**To be done**
Find every line of the listing below where "xlabel" appears, and copy it.

**Exercise material**
--------------------------------------------------

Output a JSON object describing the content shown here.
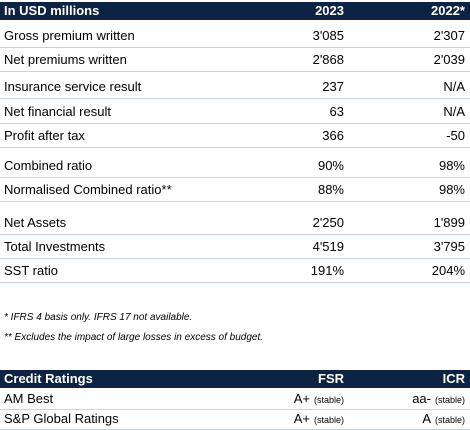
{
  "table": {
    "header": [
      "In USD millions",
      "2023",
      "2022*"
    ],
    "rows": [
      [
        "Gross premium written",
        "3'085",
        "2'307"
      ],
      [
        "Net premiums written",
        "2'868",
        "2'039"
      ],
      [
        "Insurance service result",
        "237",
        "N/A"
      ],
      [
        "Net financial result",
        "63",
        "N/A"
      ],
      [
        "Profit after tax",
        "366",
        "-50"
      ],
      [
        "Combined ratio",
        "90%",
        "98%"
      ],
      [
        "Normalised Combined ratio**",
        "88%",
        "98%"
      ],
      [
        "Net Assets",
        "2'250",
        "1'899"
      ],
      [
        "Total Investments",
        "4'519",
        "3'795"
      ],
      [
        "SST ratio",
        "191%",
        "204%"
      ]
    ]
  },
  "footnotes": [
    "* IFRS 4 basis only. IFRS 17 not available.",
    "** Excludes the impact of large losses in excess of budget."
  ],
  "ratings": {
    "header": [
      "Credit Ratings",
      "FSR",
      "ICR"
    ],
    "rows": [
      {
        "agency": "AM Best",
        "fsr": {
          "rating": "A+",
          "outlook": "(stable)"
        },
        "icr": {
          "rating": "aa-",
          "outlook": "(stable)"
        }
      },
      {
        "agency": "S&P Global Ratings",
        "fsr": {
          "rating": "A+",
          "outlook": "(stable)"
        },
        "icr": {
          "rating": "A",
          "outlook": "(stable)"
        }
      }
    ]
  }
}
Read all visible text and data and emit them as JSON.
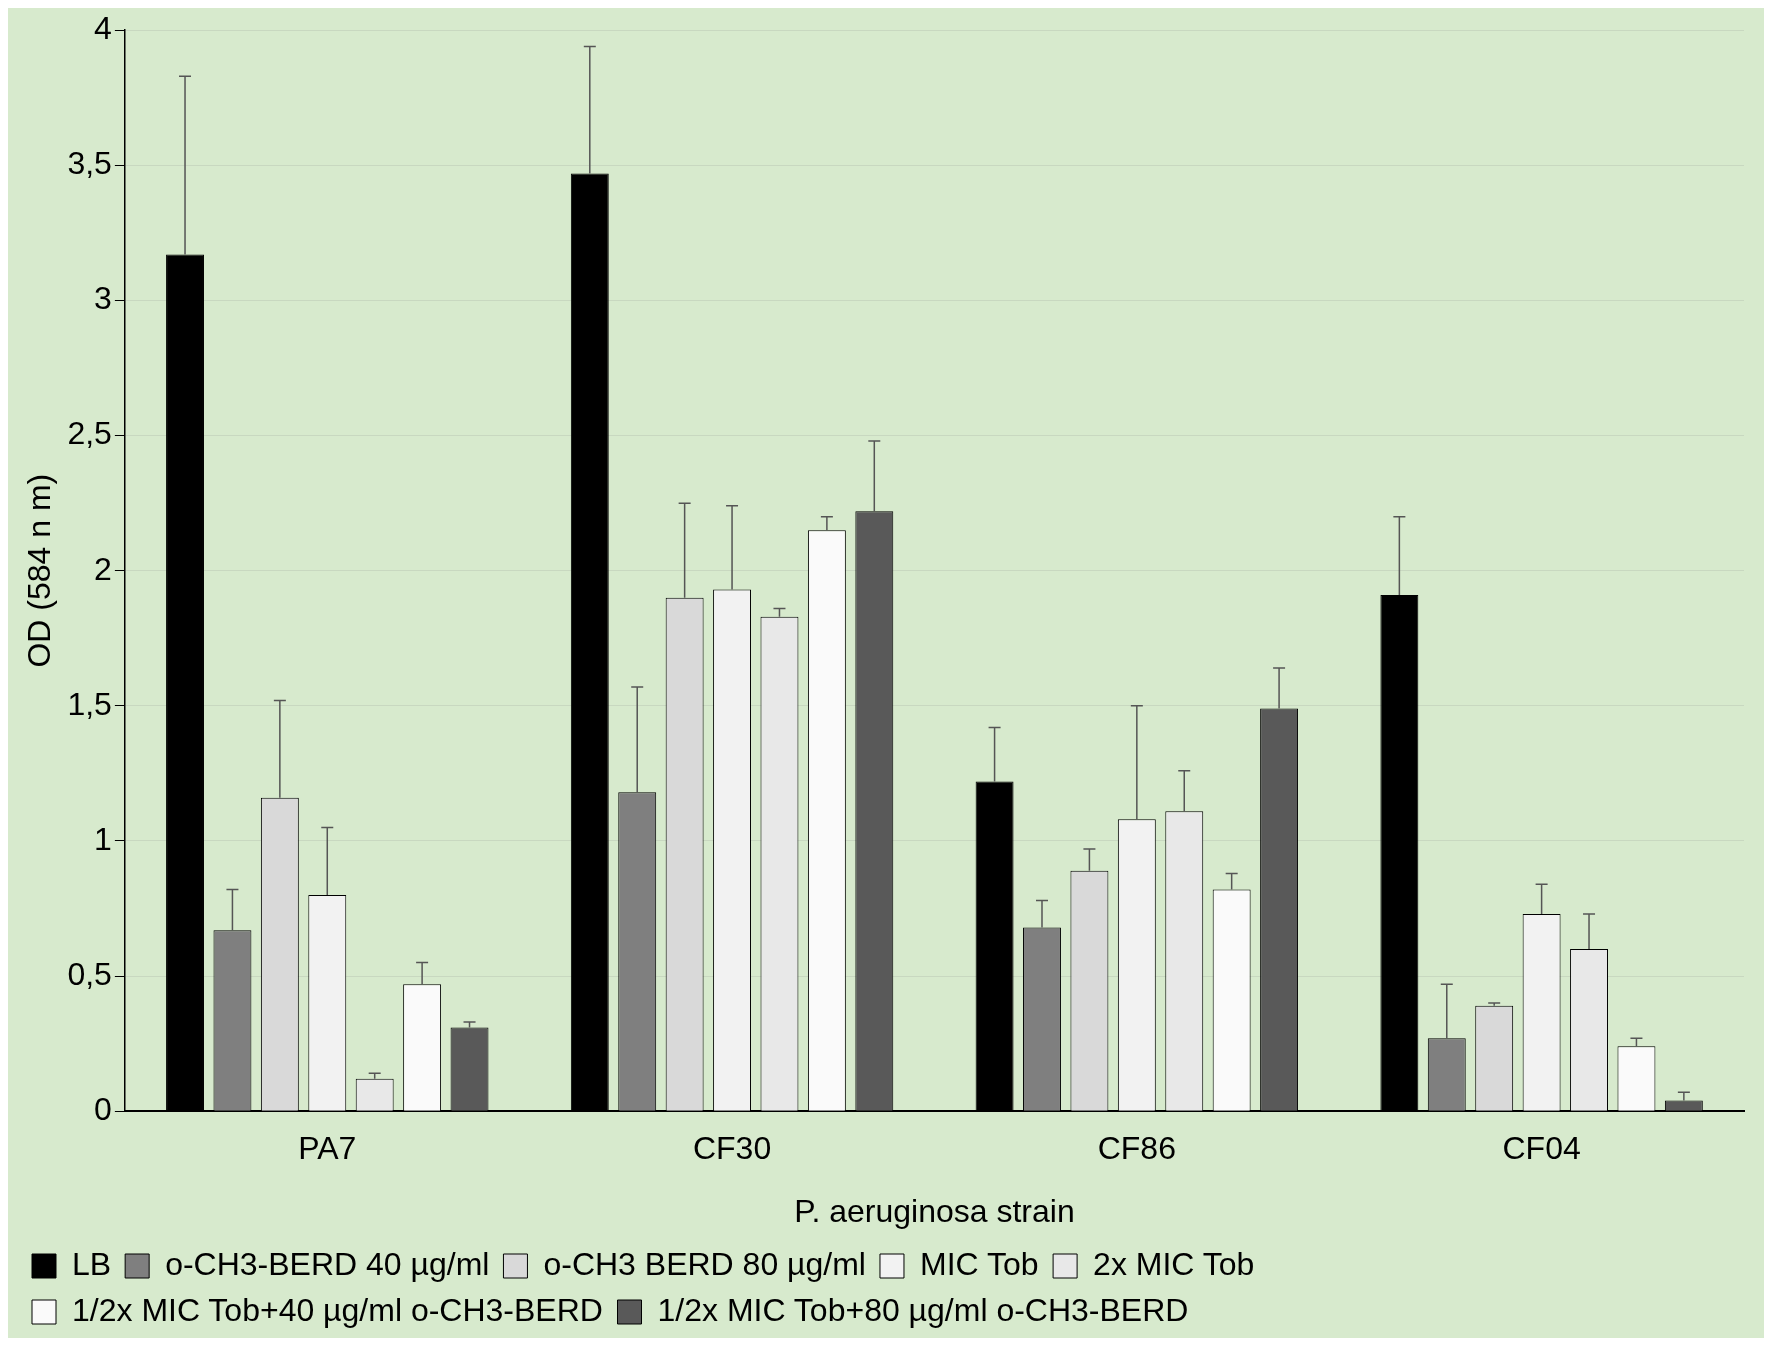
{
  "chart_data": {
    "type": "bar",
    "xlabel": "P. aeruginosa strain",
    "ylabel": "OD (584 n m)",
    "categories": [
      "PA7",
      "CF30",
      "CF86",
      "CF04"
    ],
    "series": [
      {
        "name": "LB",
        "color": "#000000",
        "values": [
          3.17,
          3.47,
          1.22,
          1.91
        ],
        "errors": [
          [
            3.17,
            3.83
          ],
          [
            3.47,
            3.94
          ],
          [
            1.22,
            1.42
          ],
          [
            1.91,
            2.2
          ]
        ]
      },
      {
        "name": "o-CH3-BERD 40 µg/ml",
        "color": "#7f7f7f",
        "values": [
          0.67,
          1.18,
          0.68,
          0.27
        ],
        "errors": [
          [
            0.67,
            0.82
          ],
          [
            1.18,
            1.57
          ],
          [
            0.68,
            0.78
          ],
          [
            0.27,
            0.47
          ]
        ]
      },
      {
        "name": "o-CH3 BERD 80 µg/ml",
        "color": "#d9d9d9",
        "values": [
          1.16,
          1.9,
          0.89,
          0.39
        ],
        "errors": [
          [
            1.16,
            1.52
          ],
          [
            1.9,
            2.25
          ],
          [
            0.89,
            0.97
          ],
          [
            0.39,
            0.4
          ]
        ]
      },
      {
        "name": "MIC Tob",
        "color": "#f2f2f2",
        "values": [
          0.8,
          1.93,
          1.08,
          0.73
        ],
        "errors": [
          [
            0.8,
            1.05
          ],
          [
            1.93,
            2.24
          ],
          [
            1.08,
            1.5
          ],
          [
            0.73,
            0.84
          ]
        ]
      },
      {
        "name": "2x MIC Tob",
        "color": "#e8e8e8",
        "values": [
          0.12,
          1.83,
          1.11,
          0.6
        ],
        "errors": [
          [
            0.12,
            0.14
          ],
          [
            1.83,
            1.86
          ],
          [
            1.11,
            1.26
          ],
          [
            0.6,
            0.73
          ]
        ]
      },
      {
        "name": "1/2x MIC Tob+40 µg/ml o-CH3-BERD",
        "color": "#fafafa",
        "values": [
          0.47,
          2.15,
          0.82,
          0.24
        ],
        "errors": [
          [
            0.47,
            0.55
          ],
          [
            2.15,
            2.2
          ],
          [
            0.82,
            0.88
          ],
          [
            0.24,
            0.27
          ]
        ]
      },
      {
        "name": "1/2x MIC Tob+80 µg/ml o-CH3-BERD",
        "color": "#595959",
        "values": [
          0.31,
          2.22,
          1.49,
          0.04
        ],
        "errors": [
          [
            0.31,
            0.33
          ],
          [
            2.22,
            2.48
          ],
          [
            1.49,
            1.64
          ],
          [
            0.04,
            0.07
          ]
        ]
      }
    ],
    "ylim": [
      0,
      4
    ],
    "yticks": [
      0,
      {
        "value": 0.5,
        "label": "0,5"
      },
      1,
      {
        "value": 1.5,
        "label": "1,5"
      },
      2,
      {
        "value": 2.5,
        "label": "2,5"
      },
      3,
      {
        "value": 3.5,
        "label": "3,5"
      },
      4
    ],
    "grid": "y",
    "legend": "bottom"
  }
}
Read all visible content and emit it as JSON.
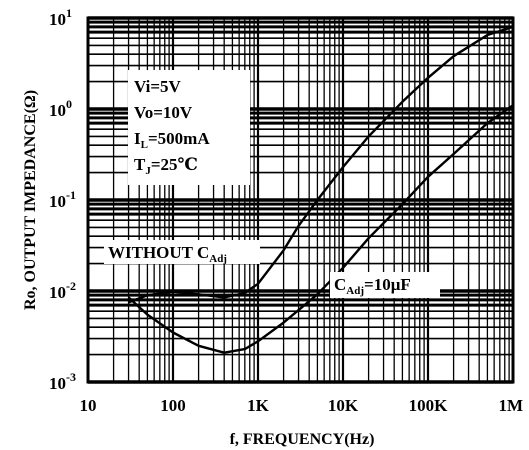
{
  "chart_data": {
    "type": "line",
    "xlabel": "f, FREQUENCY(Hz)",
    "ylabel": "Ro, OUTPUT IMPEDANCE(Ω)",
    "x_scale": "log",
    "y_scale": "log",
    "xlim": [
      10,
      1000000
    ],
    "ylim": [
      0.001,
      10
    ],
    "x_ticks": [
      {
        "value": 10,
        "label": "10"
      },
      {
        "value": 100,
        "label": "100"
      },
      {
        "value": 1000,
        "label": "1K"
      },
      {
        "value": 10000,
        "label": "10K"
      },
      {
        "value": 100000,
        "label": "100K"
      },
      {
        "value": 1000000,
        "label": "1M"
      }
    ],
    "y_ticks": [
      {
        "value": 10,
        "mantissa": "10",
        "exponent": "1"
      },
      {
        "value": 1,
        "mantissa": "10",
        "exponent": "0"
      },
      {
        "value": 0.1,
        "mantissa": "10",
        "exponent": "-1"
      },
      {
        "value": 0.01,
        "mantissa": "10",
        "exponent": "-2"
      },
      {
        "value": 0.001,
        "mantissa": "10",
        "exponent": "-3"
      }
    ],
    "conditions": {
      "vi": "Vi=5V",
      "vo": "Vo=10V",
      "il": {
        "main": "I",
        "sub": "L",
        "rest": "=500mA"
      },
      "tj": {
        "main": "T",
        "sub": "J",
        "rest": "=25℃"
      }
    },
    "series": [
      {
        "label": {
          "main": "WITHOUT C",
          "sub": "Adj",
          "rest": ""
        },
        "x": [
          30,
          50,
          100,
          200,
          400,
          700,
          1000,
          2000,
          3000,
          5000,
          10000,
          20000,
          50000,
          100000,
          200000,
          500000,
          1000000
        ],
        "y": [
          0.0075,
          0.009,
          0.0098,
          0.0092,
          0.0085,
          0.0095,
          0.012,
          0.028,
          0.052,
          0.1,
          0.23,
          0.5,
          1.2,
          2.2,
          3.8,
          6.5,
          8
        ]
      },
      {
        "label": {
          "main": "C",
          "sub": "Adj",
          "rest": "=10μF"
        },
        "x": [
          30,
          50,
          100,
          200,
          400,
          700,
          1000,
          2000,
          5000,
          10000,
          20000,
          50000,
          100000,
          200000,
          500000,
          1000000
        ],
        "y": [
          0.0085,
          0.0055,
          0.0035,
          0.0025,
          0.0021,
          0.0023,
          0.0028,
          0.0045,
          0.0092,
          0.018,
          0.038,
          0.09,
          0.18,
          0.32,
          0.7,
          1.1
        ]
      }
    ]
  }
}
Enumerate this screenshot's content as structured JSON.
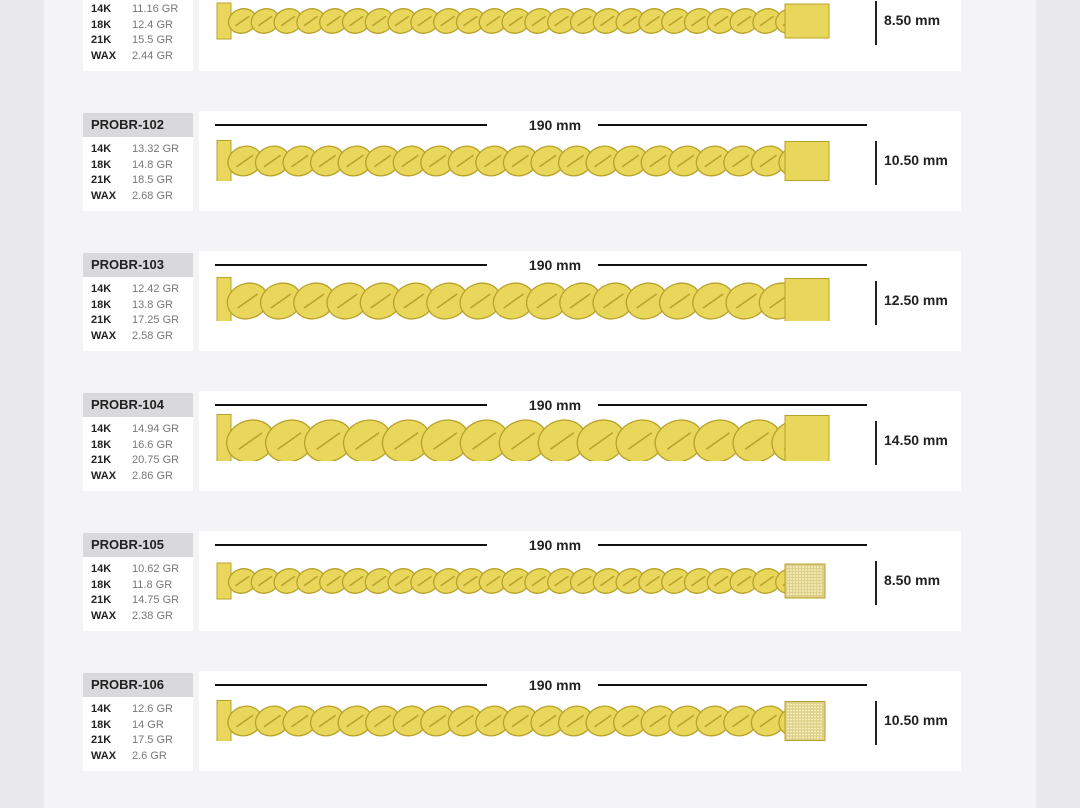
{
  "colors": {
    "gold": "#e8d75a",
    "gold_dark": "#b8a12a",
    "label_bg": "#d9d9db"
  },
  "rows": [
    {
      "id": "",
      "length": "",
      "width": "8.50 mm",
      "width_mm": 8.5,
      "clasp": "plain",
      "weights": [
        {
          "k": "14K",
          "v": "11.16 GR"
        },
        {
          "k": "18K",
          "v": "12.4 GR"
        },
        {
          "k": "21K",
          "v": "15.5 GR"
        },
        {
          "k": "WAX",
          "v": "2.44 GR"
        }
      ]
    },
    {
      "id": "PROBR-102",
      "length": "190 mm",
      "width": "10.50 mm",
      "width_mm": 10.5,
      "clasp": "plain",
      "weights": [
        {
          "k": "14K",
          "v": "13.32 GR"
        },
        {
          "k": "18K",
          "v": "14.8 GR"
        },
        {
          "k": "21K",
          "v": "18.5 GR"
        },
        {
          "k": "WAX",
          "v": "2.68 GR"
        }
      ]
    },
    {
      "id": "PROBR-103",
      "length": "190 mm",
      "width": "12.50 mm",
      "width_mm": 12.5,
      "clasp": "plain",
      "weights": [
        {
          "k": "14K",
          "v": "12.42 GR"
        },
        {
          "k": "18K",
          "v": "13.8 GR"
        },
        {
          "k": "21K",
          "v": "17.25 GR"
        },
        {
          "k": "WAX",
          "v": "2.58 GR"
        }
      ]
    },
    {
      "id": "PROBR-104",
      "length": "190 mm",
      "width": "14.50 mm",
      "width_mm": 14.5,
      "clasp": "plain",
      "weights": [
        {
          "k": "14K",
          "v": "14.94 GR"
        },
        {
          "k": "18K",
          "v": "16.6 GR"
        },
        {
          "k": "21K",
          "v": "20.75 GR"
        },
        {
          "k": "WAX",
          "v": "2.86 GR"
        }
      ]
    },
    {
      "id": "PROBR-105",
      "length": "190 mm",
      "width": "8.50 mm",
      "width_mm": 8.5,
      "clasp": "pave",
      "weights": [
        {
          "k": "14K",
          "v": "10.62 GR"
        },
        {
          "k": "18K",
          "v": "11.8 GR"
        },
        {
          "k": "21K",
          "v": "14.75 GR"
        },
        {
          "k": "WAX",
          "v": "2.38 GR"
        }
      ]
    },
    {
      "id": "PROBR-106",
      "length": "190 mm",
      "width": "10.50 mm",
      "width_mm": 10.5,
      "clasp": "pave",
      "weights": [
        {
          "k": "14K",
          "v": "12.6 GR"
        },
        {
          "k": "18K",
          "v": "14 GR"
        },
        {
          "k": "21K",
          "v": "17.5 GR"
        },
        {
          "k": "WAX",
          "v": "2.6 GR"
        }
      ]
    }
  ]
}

--------------------------------------------------

**Result for this exercise**
    "xlabel": "P. aeruginosa strain",
    "xlabel": "f, FREQUENCY(Hz)",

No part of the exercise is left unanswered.